→ **To do**
Gather from the listing below each line that includes the word "name", and copy it.

→ **Saved data entries**
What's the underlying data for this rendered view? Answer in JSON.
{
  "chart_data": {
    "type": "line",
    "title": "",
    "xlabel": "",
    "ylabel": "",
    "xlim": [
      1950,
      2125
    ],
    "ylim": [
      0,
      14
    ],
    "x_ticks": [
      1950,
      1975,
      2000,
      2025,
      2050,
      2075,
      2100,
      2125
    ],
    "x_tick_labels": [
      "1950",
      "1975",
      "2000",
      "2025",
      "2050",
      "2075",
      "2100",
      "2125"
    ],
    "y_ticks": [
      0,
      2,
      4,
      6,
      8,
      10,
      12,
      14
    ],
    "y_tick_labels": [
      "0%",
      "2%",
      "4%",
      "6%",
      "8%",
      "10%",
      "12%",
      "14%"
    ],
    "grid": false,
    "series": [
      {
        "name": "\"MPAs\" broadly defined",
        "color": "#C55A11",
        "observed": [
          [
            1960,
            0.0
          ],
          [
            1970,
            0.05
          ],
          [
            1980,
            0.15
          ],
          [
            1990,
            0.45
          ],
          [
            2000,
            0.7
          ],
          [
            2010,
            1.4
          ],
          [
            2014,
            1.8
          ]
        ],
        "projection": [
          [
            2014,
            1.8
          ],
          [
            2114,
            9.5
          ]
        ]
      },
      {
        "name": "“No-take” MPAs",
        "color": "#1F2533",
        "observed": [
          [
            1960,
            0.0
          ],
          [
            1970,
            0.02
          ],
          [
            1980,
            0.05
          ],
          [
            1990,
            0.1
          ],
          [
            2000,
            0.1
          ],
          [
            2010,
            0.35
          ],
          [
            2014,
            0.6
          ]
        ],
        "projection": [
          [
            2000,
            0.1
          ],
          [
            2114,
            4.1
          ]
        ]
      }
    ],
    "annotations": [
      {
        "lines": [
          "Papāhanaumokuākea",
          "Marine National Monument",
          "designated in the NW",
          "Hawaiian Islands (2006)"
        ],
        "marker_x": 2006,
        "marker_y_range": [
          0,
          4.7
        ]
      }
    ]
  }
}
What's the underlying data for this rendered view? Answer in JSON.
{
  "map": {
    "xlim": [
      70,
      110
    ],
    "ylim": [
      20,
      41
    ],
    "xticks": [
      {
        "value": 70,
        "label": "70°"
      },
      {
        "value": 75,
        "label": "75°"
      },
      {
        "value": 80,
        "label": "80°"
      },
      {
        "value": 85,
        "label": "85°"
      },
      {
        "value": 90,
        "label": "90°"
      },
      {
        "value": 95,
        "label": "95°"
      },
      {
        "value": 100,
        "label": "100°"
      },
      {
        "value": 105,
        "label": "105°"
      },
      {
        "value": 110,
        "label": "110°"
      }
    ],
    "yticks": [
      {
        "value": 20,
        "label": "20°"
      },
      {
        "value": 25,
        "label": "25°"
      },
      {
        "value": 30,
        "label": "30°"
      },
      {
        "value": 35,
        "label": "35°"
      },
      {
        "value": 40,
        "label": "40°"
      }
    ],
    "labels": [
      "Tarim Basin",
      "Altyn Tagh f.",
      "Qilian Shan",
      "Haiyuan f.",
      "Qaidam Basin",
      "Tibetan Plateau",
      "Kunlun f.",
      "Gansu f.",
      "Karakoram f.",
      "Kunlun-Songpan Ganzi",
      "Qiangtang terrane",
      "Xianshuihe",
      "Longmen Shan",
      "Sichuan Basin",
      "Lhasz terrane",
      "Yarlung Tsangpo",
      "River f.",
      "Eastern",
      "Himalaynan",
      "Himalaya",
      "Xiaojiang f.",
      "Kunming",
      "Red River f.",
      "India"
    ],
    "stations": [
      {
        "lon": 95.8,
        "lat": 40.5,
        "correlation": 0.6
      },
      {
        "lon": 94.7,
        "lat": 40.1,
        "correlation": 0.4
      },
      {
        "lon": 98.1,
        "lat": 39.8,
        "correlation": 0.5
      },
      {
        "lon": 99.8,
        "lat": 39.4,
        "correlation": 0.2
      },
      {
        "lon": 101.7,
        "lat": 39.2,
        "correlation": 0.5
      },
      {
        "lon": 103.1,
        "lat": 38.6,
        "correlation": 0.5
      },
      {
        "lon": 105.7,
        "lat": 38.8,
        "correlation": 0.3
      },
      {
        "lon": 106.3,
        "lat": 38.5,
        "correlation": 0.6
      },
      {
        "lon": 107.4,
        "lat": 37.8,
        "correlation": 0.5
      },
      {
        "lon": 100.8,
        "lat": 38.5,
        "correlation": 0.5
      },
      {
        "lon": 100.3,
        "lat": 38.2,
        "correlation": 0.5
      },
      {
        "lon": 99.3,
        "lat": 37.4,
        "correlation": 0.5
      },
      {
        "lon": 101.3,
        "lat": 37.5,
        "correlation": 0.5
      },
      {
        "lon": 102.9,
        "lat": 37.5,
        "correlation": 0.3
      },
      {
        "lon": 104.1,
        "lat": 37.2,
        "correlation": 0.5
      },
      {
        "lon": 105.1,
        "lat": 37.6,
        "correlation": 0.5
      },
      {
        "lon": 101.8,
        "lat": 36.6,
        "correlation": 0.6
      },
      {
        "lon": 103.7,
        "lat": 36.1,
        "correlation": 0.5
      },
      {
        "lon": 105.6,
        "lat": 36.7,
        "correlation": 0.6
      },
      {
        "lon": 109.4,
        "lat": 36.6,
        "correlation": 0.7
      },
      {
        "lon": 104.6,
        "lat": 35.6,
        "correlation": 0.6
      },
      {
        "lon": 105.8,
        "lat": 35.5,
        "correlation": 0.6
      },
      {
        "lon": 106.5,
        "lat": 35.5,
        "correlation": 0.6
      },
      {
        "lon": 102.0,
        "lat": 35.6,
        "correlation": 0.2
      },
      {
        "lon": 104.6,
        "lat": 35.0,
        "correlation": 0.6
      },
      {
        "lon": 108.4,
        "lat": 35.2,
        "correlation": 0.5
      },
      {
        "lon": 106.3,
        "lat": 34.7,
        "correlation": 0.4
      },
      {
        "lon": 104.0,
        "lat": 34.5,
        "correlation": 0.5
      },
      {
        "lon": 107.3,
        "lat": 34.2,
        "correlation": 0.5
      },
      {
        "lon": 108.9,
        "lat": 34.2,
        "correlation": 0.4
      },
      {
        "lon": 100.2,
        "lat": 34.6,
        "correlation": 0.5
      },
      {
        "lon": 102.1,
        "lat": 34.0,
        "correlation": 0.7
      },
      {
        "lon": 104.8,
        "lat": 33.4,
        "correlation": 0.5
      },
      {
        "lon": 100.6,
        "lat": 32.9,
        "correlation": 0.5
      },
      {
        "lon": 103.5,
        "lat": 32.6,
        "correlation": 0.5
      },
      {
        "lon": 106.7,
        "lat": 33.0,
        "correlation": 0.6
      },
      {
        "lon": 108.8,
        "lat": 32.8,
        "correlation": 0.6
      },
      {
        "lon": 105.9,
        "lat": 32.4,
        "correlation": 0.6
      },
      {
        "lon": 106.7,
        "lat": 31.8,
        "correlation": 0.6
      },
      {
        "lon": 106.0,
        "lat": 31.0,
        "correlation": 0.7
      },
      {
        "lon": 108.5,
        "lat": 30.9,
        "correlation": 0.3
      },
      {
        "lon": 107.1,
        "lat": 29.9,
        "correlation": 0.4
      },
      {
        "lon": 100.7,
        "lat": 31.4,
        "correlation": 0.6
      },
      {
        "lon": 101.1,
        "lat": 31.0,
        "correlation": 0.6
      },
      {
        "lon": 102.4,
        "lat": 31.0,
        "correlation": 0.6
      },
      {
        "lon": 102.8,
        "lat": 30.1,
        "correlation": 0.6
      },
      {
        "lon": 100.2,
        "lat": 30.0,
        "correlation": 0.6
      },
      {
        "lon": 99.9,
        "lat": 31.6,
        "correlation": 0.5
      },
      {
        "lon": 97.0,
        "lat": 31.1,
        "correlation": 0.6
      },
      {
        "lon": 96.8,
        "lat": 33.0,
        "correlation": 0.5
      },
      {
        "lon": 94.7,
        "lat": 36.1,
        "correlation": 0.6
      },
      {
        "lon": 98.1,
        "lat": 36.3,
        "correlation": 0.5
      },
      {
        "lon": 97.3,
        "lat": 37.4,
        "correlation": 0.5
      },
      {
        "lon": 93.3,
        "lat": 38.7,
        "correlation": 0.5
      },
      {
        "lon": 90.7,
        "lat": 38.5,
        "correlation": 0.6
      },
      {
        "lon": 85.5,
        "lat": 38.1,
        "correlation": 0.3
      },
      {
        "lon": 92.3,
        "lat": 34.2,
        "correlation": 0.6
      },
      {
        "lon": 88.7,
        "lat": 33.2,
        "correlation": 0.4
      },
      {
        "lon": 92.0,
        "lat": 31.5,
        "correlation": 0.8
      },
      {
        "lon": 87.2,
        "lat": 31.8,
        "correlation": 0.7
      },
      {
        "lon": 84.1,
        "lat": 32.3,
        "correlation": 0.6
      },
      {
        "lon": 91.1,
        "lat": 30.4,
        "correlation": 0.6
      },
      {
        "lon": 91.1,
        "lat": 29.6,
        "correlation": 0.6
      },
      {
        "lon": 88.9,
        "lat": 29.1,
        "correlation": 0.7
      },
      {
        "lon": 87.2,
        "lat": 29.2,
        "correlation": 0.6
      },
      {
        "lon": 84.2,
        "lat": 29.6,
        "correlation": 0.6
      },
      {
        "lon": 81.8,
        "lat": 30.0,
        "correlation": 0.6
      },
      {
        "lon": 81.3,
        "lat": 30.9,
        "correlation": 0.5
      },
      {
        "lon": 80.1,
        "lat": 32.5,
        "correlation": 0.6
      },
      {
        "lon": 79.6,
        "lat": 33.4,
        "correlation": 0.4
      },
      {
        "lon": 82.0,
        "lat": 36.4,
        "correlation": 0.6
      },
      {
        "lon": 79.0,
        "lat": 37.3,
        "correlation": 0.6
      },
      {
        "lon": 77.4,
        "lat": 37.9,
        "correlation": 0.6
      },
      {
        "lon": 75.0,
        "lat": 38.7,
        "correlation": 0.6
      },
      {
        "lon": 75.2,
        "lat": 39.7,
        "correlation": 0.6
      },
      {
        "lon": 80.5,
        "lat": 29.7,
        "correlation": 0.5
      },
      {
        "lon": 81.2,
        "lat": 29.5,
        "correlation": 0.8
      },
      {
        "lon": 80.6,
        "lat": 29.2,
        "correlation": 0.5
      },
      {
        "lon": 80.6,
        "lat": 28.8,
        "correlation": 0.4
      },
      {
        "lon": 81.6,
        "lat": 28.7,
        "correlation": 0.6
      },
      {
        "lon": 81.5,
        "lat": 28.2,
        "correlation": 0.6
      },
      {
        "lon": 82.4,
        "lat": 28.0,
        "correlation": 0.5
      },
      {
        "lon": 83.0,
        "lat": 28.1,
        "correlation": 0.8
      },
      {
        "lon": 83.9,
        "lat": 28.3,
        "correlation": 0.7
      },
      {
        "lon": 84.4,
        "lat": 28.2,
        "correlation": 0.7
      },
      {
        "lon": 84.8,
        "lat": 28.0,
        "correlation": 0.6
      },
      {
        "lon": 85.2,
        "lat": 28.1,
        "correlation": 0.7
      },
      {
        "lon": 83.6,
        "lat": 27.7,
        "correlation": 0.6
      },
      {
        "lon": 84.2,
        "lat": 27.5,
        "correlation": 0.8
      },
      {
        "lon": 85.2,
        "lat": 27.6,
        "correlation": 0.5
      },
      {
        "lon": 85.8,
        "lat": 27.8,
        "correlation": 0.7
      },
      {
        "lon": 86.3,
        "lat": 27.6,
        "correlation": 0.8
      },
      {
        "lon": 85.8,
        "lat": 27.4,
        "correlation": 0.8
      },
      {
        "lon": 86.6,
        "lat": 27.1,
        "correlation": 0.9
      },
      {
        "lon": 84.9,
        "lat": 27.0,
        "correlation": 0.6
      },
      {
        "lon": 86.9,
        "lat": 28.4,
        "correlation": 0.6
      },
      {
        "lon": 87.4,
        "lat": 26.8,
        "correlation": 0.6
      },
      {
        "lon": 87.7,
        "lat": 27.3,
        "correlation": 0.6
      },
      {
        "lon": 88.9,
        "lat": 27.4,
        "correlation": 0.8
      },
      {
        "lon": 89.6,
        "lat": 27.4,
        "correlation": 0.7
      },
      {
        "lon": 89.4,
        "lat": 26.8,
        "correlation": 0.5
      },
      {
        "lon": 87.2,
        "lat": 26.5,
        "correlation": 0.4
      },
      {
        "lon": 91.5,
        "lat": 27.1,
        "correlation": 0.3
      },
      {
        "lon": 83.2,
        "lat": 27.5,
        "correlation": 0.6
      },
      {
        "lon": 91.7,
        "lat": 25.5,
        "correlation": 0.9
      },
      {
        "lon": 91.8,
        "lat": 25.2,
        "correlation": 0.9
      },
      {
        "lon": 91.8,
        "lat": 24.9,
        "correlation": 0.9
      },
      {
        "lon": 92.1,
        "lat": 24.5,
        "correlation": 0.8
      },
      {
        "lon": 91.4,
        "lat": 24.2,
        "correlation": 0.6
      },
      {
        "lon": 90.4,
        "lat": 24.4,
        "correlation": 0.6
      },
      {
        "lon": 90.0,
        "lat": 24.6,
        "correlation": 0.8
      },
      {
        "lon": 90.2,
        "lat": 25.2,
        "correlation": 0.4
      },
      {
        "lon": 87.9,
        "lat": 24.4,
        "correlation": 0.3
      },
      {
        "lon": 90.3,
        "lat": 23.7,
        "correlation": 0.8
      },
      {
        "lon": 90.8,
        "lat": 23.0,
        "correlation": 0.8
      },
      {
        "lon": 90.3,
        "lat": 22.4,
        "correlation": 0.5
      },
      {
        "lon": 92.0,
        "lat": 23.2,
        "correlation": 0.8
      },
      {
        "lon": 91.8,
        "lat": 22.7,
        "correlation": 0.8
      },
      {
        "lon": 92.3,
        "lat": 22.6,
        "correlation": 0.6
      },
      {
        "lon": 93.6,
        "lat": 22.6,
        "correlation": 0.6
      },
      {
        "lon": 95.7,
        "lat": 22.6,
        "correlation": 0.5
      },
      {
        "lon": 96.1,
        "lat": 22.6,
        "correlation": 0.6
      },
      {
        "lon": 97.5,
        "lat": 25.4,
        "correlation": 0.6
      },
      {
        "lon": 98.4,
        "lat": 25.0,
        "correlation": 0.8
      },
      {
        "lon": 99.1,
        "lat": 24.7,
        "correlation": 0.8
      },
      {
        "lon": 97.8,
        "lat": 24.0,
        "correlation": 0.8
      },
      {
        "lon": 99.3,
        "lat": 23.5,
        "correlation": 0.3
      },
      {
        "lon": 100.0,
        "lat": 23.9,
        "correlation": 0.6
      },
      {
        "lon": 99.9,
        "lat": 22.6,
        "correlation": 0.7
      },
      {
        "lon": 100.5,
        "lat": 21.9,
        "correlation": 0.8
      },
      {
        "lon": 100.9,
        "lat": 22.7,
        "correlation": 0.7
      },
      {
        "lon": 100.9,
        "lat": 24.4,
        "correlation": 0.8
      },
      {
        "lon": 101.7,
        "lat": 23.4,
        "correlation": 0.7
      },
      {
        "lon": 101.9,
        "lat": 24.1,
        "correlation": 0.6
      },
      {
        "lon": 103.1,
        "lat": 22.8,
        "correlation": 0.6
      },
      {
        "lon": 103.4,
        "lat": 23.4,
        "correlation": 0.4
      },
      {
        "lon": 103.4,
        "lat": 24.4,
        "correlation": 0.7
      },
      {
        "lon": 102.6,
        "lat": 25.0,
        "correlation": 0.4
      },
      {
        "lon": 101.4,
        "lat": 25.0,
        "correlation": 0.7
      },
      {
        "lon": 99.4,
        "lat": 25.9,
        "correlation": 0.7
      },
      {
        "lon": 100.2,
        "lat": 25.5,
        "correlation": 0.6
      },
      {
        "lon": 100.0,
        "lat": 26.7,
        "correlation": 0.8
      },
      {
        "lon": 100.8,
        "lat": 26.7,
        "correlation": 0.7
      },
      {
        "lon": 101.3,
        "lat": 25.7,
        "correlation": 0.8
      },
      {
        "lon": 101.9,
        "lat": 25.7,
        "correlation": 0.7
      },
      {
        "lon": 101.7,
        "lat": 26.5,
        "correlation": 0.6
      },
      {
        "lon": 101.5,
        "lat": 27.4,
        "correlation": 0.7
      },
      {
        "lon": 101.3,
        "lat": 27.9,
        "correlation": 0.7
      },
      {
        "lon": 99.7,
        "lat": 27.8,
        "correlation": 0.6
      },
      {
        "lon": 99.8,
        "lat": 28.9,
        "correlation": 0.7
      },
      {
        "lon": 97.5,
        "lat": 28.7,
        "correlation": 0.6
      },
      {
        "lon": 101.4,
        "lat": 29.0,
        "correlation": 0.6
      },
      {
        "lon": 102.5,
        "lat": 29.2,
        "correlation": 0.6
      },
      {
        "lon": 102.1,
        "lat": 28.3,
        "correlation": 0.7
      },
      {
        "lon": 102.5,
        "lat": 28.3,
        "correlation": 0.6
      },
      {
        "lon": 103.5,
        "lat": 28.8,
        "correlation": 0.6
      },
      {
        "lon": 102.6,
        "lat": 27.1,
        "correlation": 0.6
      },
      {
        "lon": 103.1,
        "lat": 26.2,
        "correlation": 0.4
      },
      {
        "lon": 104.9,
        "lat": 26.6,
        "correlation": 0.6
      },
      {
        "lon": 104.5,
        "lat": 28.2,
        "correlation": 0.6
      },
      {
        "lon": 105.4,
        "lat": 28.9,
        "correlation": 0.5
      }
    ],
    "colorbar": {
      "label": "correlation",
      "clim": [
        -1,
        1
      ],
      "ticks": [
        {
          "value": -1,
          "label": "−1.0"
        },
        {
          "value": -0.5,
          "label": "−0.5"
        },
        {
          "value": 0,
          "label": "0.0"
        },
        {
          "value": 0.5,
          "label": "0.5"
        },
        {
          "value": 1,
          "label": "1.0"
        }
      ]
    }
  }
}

→ **Task result**
        "name": "\"MPAs\" broadly defined",
        "name": "“No-take” MPAs",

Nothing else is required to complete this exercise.